■ **Your instructions**:
Copy out the records word for word, from the first line through the line containing "room-sol: Sol: Carrelage [758,700,832,710]", with both ends included.
-- Start of Material provided --
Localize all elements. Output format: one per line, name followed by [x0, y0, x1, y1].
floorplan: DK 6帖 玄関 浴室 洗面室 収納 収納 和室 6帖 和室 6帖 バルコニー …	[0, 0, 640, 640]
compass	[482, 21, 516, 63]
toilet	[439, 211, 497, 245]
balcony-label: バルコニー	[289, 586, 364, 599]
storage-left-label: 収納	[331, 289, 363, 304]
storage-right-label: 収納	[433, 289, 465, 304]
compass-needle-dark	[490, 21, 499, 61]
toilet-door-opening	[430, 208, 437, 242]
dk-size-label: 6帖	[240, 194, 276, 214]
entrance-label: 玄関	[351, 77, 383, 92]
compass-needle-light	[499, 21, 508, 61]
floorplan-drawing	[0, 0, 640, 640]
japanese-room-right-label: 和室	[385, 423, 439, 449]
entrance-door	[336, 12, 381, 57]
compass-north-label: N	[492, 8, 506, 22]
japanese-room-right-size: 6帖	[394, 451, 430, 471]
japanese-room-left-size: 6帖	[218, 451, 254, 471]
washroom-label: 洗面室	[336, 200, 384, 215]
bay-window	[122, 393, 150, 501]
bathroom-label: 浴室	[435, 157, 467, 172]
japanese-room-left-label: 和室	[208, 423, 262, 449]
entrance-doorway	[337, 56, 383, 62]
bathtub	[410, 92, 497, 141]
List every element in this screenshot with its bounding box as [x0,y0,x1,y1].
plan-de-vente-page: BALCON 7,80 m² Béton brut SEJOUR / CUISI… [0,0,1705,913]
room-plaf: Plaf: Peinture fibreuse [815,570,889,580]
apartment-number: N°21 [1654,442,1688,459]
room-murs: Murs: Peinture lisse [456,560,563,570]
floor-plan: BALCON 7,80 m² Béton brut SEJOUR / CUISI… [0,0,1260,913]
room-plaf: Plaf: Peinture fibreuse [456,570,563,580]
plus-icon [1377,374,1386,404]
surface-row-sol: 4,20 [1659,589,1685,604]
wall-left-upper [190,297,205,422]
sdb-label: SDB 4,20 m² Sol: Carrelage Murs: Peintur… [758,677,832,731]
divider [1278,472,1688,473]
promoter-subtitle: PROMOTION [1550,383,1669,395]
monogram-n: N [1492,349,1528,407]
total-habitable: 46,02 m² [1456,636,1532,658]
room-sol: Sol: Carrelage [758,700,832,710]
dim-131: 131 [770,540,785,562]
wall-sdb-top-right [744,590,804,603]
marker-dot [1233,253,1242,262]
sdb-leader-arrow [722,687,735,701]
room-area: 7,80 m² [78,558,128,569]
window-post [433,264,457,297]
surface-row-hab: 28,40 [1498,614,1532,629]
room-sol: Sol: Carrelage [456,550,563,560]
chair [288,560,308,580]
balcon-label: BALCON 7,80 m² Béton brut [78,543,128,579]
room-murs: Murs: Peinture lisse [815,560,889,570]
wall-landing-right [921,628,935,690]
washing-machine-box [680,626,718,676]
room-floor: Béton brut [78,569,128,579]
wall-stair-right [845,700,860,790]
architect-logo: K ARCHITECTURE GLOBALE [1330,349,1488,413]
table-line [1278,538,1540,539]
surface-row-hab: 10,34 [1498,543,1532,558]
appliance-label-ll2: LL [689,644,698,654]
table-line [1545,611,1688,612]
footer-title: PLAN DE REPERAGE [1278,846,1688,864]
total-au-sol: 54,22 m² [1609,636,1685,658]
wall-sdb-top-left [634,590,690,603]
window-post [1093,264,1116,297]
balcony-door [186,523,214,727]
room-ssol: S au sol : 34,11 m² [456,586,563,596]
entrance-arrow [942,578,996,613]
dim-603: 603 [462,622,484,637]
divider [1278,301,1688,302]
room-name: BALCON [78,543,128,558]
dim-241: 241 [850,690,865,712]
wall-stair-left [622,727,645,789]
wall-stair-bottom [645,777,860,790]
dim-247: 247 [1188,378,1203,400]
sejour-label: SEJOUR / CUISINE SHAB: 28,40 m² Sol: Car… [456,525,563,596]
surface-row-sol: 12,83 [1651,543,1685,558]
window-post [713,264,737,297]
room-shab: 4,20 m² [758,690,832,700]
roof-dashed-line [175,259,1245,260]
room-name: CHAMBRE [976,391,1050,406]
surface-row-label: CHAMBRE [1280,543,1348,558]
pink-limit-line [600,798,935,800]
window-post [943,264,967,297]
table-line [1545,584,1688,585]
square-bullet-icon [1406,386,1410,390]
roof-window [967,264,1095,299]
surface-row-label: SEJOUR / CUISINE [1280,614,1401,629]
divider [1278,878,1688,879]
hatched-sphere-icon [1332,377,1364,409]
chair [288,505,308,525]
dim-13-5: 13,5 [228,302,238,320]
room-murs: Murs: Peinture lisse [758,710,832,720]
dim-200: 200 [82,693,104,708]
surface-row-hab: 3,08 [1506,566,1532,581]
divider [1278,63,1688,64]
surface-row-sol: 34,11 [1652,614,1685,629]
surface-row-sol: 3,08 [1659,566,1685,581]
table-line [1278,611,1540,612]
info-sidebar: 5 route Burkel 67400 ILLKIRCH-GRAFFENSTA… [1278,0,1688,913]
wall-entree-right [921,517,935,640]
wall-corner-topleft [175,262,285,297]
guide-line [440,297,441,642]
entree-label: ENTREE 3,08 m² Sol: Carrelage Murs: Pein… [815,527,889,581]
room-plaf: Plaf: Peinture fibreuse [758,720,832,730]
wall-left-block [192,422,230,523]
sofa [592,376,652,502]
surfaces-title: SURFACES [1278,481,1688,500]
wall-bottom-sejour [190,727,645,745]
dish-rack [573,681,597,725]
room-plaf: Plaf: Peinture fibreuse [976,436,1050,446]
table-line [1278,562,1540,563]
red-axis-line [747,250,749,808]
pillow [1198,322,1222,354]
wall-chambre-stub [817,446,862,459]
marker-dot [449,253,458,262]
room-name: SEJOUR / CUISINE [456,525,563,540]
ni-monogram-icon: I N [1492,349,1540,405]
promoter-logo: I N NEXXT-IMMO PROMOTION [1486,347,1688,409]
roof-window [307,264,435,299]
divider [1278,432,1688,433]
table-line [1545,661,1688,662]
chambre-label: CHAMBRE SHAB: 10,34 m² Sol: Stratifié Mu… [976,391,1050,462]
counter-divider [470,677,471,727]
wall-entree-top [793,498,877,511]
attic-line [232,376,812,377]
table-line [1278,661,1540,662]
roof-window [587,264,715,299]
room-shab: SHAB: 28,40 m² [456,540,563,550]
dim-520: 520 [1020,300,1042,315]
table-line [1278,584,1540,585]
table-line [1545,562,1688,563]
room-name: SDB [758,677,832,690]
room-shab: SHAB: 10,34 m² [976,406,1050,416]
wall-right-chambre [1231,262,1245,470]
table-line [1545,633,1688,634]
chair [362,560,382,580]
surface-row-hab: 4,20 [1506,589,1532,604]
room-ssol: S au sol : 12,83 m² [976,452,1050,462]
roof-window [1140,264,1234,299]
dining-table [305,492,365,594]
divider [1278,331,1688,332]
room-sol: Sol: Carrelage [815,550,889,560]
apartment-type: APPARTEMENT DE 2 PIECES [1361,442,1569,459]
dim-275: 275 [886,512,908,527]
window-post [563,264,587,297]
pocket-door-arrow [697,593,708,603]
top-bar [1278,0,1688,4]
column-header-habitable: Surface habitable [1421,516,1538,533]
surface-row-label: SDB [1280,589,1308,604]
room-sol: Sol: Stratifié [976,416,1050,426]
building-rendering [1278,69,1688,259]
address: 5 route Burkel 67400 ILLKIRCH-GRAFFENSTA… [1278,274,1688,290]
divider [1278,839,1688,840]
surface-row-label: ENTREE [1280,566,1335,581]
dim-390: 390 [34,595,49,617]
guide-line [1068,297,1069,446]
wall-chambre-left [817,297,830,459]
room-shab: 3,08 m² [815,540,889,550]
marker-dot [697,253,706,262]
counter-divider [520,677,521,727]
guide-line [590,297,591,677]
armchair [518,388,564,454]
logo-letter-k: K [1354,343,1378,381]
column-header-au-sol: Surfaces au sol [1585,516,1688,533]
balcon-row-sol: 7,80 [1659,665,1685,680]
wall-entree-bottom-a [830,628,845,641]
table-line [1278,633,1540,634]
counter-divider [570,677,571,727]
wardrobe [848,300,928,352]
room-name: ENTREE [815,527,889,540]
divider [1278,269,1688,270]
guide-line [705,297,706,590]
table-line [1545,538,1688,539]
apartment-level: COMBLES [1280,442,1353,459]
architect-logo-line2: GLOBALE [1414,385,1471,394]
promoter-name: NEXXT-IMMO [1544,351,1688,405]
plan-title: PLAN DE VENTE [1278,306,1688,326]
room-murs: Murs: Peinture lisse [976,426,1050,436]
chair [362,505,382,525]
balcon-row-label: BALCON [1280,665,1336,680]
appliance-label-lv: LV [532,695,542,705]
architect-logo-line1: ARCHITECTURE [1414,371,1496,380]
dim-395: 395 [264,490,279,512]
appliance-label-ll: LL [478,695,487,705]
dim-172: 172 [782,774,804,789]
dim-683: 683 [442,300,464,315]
-- End of Material provided --
■ **Output for this exercise**:
Localize all elements. Output format: one per line, name followed by [x0, y0, x1, y1].
floorplan: DK 6帖 玄関 浴室 洗面室 収納 収納 和室 6帖 和室 6帖 バルコニー …	[0, 0, 640, 640]
compass	[482, 21, 516, 63]
toilet	[439, 211, 497, 245]
balcony-label: バルコニー	[289, 586, 364, 599]
storage-left-label: 収納	[331, 289, 363, 304]
storage-right-label: 収納	[433, 289, 465, 304]
compass-needle-dark	[490, 21, 499, 61]
toilet-door-opening	[430, 208, 437, 242]
dk-size-label: 6帖	[240, 194, 276, 214]
entrance-label: 玄関	[351, 77, 383, 92]
compass-needle-light	[499, 21, 508, 61]
floorplan-drawing	[0, 0, 640, 640]
japanese-room-right-label: 和室	[385, 423, 439, 449]
entrance-door	[336, 12, 381, 57]
compass-north-label: N	[492, 8, 506, 22]
japanese-room-right-size: 6帖	[394, 451, 430, 471]
japanese-room-left-size: 6帖	[218, 451, 254, 471]
washroom-label: 洗面室	[336, 200, 384, 215]
bay-window	[122, 393, 150, 501]
bathroom-label: 浴室	[435, 157, 467, 172]
japanese-room-left-label: 和室	[208, 423, 262, 449]
entrance-doorway	[337, 56, 383, 62]
bathtub	[410, 92, 497, 141]
List every element in this screenshot with its bounding box as [x0,y0,x1,y1].
plan-de-vente-page: BALCON 7,80 m² Béton brut SEJOUR / CUISI… [0,0,1705,913]
room-plaf: Plaf: Peinture fibreuse [815,570,889,580]
apartment-number: N°21 [1654,442,1688,459]
room-murs: Murs: Peinture lisse [456,560,563,570]
floor-plan: BALCON 7,80 m² Béton brut SEJOUR / CUISI… [0,0,1260,913]
room-plaf: Plaf: Peinture fibreuse [456,570,563,580]
plus-icon [1377,374,1386,404]
surface-row-sol: 4,20 [1659,589,1685,604]
wall-left-upper [190,297,205,422]
sdb-label: SDB 4,20 m² Sol: Carrelage Murs: Peintur… [758,677,832,731]
divider [1278,472,1688,473]
promoter-subtitle: PROMOTION [1550,383,1669,395]
monogram-n: N [1492,349,1528,407]
total-habitable: 46,02 m² [1456,636,1532,658]
room-sol: Sol: Carrelage [758,700,832,710]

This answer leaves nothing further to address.